__PASSAGE__
--- start ---
Thursday, April 16, 2009

Black Fly

For those of you not from the Great North Woods, this may seem like a bit of a joke, a lark. It is funny, but if you have lived here, you know the truth of it. Black Fly season is coming soon. My brother posted this on his facebook page, and I thought it belonged here as well. 

Praise Worth Having

It is the custom in our house to eat dinner together, around a table, with food cooked at home, using real ceramic plates and knives and forks and all that good stuff. I have heard that this sort of thing has become unusual, as if there are actually families that don't do this. This is a difficult thing for me to comprehend. Far from being a chore, this is one of the greatest delights of my life -- to sit at table and share good food with those I love most every day. It is not usually fancy, but always good. When my wife is cooking, the meal is often as good or better than much of what passes for cuisine and fine restaurants. I am not exaggerating when I say that. Of course, sometimes it is sometimes ridiculously simple (milk and cereal) but it is always received with thanks and shared with love.
--- end ---
__SET EXERCISE 1__
Copy the entries exactly, starting with the first line of the entries and continuing through the line containing "- x-tick-label: 20220328: [68, 346, 129, 360]", with both of those lines included.

__RECORDS FOR THE TASK__
--- start ---
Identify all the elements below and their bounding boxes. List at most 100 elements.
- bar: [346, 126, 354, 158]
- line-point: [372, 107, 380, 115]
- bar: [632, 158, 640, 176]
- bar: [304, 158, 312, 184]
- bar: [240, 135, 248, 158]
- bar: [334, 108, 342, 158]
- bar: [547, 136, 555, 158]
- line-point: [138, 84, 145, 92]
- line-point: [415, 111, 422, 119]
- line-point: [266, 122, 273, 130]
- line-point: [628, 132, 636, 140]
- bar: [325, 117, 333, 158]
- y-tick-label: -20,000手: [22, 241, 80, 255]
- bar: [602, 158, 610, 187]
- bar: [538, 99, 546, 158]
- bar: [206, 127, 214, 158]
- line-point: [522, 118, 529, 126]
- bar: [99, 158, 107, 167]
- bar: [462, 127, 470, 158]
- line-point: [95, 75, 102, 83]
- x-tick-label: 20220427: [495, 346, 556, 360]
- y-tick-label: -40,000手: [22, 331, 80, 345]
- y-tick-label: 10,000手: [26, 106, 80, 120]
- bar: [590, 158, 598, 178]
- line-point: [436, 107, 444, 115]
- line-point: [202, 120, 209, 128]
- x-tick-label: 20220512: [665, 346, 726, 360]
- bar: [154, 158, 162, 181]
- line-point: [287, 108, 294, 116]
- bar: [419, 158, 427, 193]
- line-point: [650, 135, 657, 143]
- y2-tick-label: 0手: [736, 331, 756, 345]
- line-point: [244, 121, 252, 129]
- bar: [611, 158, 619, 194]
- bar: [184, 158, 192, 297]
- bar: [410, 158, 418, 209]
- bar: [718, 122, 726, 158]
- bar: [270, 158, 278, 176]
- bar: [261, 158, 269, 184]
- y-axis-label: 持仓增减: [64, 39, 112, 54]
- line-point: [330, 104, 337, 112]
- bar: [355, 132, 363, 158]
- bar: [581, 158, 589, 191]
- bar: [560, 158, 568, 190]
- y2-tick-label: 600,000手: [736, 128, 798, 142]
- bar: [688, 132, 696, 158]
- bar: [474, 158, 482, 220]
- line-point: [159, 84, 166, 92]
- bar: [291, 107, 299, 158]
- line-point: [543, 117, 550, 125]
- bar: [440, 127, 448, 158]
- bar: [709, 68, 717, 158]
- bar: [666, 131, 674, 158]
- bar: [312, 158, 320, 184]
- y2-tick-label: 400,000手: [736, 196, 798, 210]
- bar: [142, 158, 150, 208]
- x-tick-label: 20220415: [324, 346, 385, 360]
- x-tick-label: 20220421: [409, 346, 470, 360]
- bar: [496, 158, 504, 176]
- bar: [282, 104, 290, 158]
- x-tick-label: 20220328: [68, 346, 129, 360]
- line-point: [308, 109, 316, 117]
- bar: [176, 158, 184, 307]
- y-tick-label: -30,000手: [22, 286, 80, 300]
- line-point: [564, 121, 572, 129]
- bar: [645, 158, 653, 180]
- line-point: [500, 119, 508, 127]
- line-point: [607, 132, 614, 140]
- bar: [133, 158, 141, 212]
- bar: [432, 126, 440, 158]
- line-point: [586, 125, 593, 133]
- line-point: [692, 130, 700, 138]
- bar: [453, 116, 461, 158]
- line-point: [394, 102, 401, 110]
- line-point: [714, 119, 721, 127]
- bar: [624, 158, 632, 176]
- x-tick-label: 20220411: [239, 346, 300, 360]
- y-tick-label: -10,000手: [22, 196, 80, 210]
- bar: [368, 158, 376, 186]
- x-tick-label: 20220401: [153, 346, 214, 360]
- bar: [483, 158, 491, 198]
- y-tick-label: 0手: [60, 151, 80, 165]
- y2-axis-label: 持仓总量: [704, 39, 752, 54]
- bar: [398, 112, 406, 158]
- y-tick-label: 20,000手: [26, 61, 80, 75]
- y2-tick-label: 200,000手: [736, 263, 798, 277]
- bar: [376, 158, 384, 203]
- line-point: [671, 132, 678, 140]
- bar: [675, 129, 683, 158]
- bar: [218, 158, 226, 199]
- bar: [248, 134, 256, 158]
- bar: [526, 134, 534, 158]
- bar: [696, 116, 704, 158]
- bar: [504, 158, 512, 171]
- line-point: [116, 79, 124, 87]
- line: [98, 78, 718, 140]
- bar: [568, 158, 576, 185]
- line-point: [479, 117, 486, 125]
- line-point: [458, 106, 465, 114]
--- end ---
__SET EXERCISE 2__
According to the blog post, where did the writer's brother post the Black Fly item?

__FINAL ANSWER 1__
Identify all the elements below and their bounding boxes. List at most 100 elements.
- bar: [346, 126, 354, 158]
- line-point: [372, 107, 380, 115]
- bar: [632, 158, 640, 176]
- bar: [304, 158, 312, 184]
- bar: [240, 135, 248, 158]
- bar: [334, 108, 342, 158]
- bar: [547, 136, 555, 158]
- line-point: [138, 84, 145, 92]
- line-point: [415, 111, 422, 119]
- line-point: [266, 122, 273, 130]
- line-point: [628, 132, 636, 140]
- bar: [325, 117, 333, 158]
- y-tick-label: -20,000手: [22, 241, 80, 255]
- bar: [602, 158, 610, 187]
- bar: [538, 99, 546, 158]
- bar: [206, 127, 214, 158]
- line-point: [522, 118, 529, 126]
- bar: [99, 158, 107, 167]
- bar: [462, 127, 470, 158]
- line-point: [95, 75, 102, 83]
- x-tick-label: 20220427: [495, 346, 556, 360]
- y-tick-label: -40,000手: [22, 331, 80, 345]
- y-tick-label: 10,000手: [26, 106, 80, 120]
- bar: [590, 158, 598, 178]
- line-point: [436, 107, 444, 115]
- line-point: [202, 120, 209, 128]
- x-tick-label: 20220512: [665, 346, 726, 360]
- bar: [154, 158, 162, 181]
- line-point: [287, 108, 294, 116]
- bar: [419, 158, 427, 193]
- line-point: [650, 135, 657, 143]
- y2-tick-label: 0手: [736, 331, 756, 345]
- line-point: [244, 121, 252, 129]
- bar: [611, 158, 619, 194]
- bar: [184, 158, 192, 297]
- bar: [410, 158, 418, 209]
- bar: [718, 122, 726, 158]
- bar: [270, 158, 278, 176]
- bar: [261, 158, 269, 184]
- y-axis-label: 持仓增减: [64, 39, 112, 54]
- line-point: [330, 104, 337, 112]
- bar: [355, 132, 363, 158]
- bar: [581, 158, 589, 191]
- bar: [560, 158, 568, 190]
- y2-tick-label: 600,000手: [736, 128, 798, 142]
- bar: [688, 132, 696, 158]
- bar: [474, 158, 482, 220]
- line-point: [159, 84, 166, 92]
- bar: [291, 107, 299, 158]
- line-point: [543, 117, 550, 125]
- bar: [440, 127, 448, 158]
- bar: [709, 68, 717, 158]
- bar: [666, 131, 674, 158]
- bar: [312, 158, 320, 184]
- y2-tick-label: 400,000手: [736, 196, 798, 210]
- bar: [142, 158, 150, 208]
- x-tick-label: 20220415: [324, 346, 385, 360]
- x-tick-label: 20220421: [409, 346, 470, 360]
- bar: [496, 158, 504, 176]
- bar: [282, 104, 290, 158]
- x-tick-label: 20220328: [68, 346, 129, 360]

__FINAL ANSWER 2__
On his Facebook page.